TASK TO COMPLETE: Retype each entry below, keeping every character the same.

** Begin INPUT RECORDS **

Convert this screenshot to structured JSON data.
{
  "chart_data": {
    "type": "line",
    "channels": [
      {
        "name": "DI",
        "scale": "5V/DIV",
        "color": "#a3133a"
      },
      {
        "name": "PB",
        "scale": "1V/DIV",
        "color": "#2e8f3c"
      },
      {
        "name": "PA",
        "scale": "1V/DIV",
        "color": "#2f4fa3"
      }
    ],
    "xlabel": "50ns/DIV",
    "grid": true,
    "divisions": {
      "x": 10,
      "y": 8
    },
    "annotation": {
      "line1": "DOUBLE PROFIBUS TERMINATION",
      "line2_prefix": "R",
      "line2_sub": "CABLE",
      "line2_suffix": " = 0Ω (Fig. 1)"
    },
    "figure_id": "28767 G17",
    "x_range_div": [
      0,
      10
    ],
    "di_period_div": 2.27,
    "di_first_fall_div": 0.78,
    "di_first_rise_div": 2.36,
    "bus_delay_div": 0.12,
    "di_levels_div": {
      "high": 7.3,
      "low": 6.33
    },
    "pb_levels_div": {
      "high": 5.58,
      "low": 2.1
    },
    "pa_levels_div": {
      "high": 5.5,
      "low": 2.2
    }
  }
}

** End INPUT RECORDS **

PROBLEM SOLUTION:
Convert this screenshot to structured JSON data.
{
  "chart_data": {
    "type": "line",
    "channels": [
      {
        "name": "DI",
        "scale": "5V/DIV",
        "color": "#a3133a"
      },
      {
        "name": "PB",
        "scale": "1V/DIV",
        "color": "#2e8f3c"
      },
      {
        "name": "PA",
        "scale": "1V/DIV",
        "color": "#2f4fa3"
      }
    ],
    "xlabel": "50ns/DIV",
    "grid": true,
    "divisions": {
      "x": 10,
      "y": 8
    },
    "annotation": {
      "line1": "DOUBLE PROFIBUS TERMINATION",
      "line2_prefix": "R",
      "line2_sub": "CABLE",
      "line2_suffix": " = 0Ω (Fig. 1)"
    },
    "figure_id": "28767 G17",
    "x_range_div": [
      0,
      10
    ],
    "di_period_div": 2.27,
    "di_first_fall_div": 0.78,
    "di_first_rise_div": 2.36,
    "bus_delay_div": 0.12,
    "di_levels_div": {
      "high": 7.3,
      "low": 6.33
    },
    "pb_levels_div": {
      "high": 5.58,
      "low": 2.1
    },
    "pa_levels_div": {
      "high": 5.5,
      "low": 2.2
    }
  }
}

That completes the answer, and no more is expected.